[start Entries provided]

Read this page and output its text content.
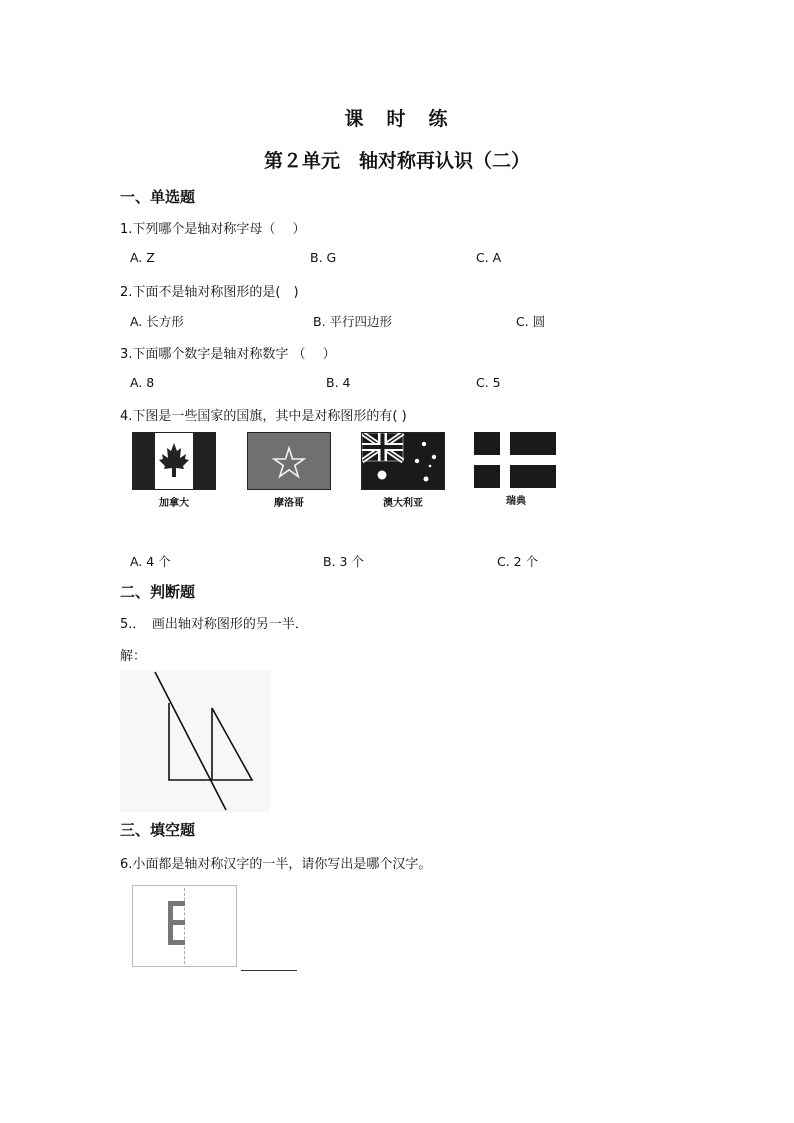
课　时　练
第２单元　轴对称再认识（二）
一、单选题
1.下列哪个是轴对称字母（　 ）
A. Z	B. G	C. A
2.下面不是轴对称图形的是(　)
A. 长方形	B. 平行四边形	C. 圆
3.下面哪个数字是轴对称数字 （　 ）
A. 8	B. 4	C. 5
4.下图是一些国家的国旗，其中是对称图形的有( )
加拿大	摩洛哥	澳大利亚	瑞典
A. 4 个	B. 3 个	C. 2 个
二、判断题
5.．　画出轴对称图形的另一半．
解：
三、填空题
6.小面都是轴对称汉字的一半，请你写出是哪个汉字。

[end Entries provided]

> [What you will do]: Each record should be quoted exactly, with the images omitted.

> [Result for this task]:
Read this page and output its text content.
课　时　练
第２单元　轴对称再认识（二）
一、单选题
1.下列哪个是轴对称字母（　 ）
A. Z	B. G	C. A
2.下面不是轴对称图形的是(　)
A. 长方形	B. 平行四边形	C. 圆
3.下面哪个数字是轴对称数字 （　 ）
A. 8	B. 4	C. 5
4.下图是一些国家的国旗，其中是对称图形的有( )
加拿大	摩洛哥	澳大利亚	瑞典
A. 4 个	B. 3 个	C. 2 个
二、判断题
5.．　画出轴对称图形的另一半．
解：
三、填空题
6.小面都是轴对称汉字的一半，请你写出是哪个汉字。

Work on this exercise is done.